■ **MATERIAL SHOWN**
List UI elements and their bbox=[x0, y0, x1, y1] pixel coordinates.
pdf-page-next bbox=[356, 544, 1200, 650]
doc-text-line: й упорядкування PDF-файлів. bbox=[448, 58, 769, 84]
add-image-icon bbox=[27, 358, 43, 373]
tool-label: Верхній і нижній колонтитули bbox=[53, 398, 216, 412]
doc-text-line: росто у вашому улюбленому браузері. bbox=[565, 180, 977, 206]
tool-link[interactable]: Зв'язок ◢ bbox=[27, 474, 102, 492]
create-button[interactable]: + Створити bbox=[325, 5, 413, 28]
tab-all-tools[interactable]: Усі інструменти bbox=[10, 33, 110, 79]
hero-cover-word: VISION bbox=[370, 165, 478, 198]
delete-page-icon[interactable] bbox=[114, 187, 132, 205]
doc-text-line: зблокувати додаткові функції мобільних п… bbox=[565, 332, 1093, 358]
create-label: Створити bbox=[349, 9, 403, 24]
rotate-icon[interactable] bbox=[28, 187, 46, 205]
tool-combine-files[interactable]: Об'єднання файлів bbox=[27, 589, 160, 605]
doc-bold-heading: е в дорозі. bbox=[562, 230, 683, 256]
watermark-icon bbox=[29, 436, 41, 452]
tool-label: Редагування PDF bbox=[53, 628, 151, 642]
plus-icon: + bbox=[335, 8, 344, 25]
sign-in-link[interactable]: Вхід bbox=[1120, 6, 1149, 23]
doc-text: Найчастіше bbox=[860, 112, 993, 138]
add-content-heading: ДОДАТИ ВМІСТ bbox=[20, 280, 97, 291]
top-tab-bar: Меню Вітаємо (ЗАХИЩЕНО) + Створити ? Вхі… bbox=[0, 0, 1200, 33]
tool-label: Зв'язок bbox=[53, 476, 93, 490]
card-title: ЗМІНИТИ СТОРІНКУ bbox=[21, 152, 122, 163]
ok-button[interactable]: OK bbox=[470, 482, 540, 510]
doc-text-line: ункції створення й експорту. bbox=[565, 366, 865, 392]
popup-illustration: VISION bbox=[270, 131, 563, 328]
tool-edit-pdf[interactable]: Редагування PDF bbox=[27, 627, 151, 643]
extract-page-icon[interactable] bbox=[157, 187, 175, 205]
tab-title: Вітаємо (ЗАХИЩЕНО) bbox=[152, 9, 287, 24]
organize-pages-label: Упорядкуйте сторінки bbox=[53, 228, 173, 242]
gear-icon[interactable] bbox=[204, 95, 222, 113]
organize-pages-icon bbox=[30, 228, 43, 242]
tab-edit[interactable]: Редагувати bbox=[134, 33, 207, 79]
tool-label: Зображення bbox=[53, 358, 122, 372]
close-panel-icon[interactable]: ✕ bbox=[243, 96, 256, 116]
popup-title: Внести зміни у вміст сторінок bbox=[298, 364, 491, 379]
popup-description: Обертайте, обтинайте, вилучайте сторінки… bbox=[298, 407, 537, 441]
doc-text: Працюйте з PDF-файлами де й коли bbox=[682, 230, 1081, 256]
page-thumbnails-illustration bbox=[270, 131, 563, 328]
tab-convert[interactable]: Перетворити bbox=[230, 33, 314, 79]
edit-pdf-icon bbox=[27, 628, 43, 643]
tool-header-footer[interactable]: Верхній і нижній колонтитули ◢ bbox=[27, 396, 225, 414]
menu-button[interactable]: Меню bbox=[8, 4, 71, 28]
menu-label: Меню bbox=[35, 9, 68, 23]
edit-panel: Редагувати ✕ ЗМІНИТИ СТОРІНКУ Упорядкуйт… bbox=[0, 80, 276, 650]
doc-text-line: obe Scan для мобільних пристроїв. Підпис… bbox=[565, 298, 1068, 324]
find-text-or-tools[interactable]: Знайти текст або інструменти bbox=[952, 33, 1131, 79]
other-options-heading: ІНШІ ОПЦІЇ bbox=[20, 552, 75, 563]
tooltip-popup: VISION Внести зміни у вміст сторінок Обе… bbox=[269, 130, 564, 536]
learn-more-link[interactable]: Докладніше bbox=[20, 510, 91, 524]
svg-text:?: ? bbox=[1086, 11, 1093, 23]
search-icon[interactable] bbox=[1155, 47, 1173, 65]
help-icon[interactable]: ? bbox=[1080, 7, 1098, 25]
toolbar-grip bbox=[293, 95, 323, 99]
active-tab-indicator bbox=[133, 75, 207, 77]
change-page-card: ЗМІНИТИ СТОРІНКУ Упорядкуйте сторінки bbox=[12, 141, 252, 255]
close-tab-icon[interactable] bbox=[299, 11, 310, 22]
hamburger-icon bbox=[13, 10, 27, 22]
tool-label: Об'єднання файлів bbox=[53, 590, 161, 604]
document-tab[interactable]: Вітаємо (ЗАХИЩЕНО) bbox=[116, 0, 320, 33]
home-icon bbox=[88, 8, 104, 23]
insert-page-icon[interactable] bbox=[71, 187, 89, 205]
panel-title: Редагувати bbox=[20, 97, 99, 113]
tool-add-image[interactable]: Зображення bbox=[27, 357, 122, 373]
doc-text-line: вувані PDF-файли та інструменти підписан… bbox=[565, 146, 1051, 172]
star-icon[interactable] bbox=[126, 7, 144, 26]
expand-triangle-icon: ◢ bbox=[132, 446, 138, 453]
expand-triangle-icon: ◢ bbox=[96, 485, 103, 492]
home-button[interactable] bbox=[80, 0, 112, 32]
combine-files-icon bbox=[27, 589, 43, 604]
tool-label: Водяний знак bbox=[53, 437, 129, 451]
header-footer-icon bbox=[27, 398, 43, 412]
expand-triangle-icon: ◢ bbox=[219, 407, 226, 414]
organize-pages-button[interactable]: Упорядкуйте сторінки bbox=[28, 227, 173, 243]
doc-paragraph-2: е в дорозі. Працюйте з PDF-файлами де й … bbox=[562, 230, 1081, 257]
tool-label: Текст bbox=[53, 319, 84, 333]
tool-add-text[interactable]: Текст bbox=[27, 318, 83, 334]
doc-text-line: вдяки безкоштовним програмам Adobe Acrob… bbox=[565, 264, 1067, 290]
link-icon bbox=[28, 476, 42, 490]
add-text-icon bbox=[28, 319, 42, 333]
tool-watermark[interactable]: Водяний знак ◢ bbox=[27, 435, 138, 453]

■ **WHAT THE EXERCISE ASKS**
Return every line of the records above unchanged, from the first line to the last.

■ **WRITTEN ANSWER**
List UI elements and their bbox=[x0, y0, x1, y1] pixel coordinates.
pdf-page-next bbox=[356, 544, 1200, 650]
doc-text-line: й упорядкування PDF-файлів. bbox=[448, 58, 769, 84]
add-image-icon bbox=[27, 358, 43, 373]
tool-label: Верхній і нижній колонтитули bbox=[53, 398, 216, 412]
doc-text-line: росто у вашому улюбленому браузері. bbox=[565, 180, 977, 206]
tool-link[interactable]: Зв'язок ◢ bbox=[27, 474, 102, 492]
create-button[interactable]: + Створити bbox=[325, 5, 413, 28]
tab-all-tools[interactable]: Усі інструменти bbox=[10, 33, 110, 79]
hero-cover-word: VISION bbox=[370, 165, 478, 198]
delete-page-icon[interactable] bbox=[114, 187, 132, 205]
doc-text-line: зблокувати додаткові функції мобільних п… bbox=[565, 332, 1093, 358]
create-label: Створити bbox=[349, 9, 403, 24]
rotate-icon[interactable] bbox=[28, 187, 46, 205]
tool-combine-files[interactable]: Об'єднання файлів bbox=[27, 589, 160, 605]
doc-bold-heading: е в дорозі. bbox=[562, 230, 683, 256]
watermark-icon bbox=[29, 436, 41, 452]
tool-label: Редагування PDF bbox=[53, 628, 151, 642]
plus-icon: + bbox=[335, 8, 344, 25]
sign-in-link[interactable]: Вхід bbox=[1120, 6, 1149, 23]
doc-text: Найчастіше bbox=[860, 112, 993, 138]
add-content-heading: ДОДАТИ ВМІСТ bbox=[20, 280, 97, 291]
top-tab-bar: Меню Вітаємо (ЗАХИЩЕНО) + Створити ? Вхі… bbox=[0, 0, 1200, 33]
tool-label: Зв'язок bbox=[53, 476, 93, 490]
card-title: ЗМІНИТИ СТОРІНКУ bbox=[21, 152, 122, 163]
ok-button[interactable]: OK bbox=[470, 482, 540, 510]
doc-text-line: ункції створення й експорту. bbox=[565, 366, 865, 392]
popup-illustration: VISION bbox=[270, 131, 563, 328]
tool-edit-pdf[interactable]: Редагування PDF bbox=[27, 627, 151, 643]
extract-page-icon[interactable] bbox=[157, 187, 175, 205]
tab-title: Вітаємо (ЗАХИЩЕНО) bbox=[152, 9, 287, 24]
organize-pages-label: Упорядкуйте сторінки bbox=[53, 228, 173, 242]
gear-icon[interactable] bbox=[204, 95, 222, 113]
organize-pages-icon bbox=[30, 228, 43, 242]
tab-edit[interactable]: Редагувати bbox=[134, 33, 207, 79]
tool-label: Зображення bbox=[53, 358, 122, 372]
close-panel-icon[interactable]: ✕ bbox=[243, 96, 256, 116]
popup-title: Внести зміни у вміст сторінок bbox=[298, 364, 491, 379]
popup-description: Обертайте, обтинайте, вилучайте сторінки… bbox=[298, 407, 537, 441]
doc-text: Працюйте з PDF-файлами де й коли bbox=[682, 230, 1081, 256]
page-thumbnails-illustration bbox=[270, 131, 563, 328]
tab-convert[interactable]: Перетворити bbox=[230, 33, 314, 79]
edit-pdf-icon bbox=[27, 628, 43, 643]
tool-header-footer[interactable]: Верхній і нижній колонтитули ◢ bbox=[27, 396, 225, 414]
menu-button[interactable]: Меню bbox=[8, 4, 71, 28]
menu-label: Меню bbox=[35, 9, 68, 23]
edit-panel: Редагувати ✕ ЗМІНИТИ СТОРІНКУ Упорядкуйт… bbox=[0, 80, 276, 650]
doc-text-line: obe Scan для мобільних пристроїв. Підпис… bbox=[565, 298, 1068, 324]
find-text-or-tools[interactable]: Знайти текст або інструменти bbox=[952, 33, 1131, 79]
other-options-heading: ІНШІ ОПЦІЇ bbox=[20, 552, 75, 563]
tooltip-popup: VISION Внести зміни у вміст сторінок Обе… bbox=[269, 130, 564, 536]
learn-more-link[interactable]: Докладніше bbox=[20, 510, 91, 524]
svg-text:?: ? bbox=[1086, 11, 1093, 23]
search-icon[interactable] bbox=[1155, 47, 1173, 65]
help-icon[interactable]: ? bbox=[1080, 7, 1098, 25]
toolbar-grip bbox=[293, 95, 323, 99]
active-tab-indicator bbox=[133, 75, 207, 77]
change-page-card: ЗМІНИТИ СТОРІНКУ Упорядкуйте сторінки bbox=[12, 141, 252, 255]
close-tab-icon[interactable] bbox=[299, 11, 310, 22]
hamburger-icon bbox=[13, 10, 27, 22]
tool-label: Об'єднання файлів bbox=[53, 590, 161, 604]
document-tab[interactable]: Вітаємо (ЗАХИЩЕНО) bbox=[116, 0, 320, 33]
home-icon bbox=[88, 8, 104, 23]
insert-page-icon[interactable] bbox=[71, 187, 89, 205]
panel-title: Редагувати bbox=[20, 97, 99, 113]
tool-add-image[interactable]: Зображення bbox=[27, 357, 122, 373]
doc-text-line: вувані PDF-файли та інструменти підписан… bbox=[565, 146, 1051, 172]
star-icon[interactable] bbox=[126, 7, 144, 26]
expand-triangle-icon: ◢ bbox=[132, 446, 138, 453]
expand-triangle-icon: ◢ bbox=[96, 485, 103, 492]
home-button[interactable] bbox=[80, 0, 112, 32]
combine-files-icon bbox=[27, 589, 43, 604]
tool-label: Водяний знак bbox=[53, 437, 129, 451]
header-footer-icon bbox=[27, 398, 43, 412]
expand-triangle-icon: ◢ bbox=[219, 407, 226, 414]
organize-pages-button[interactable]: Упорядкуйте сторінки bbox=[28, 227, 173, 243]
doc-paragraph-2: е в дорозі. Працюйте з PDF-файлами де й … bbox=[562, 230, 1081, 257]
tool-label: Текст bbox=[53, 319, 84, 333]
tool-add-text[interactable]: Текст bbox=[27, 318, 83, 334]
doc-text-line: вдяки безкоштовним програмам Adobe Acrob… bbox=[565, 264, 1067, 290]
link-icon bbox=[28, 476, 42, 490]
add-text-icon bbox=[28, 319, 42, 333]
tool-watermark[interactable]: Водяний знак ◢ bbox=[27, 435, 138, 453]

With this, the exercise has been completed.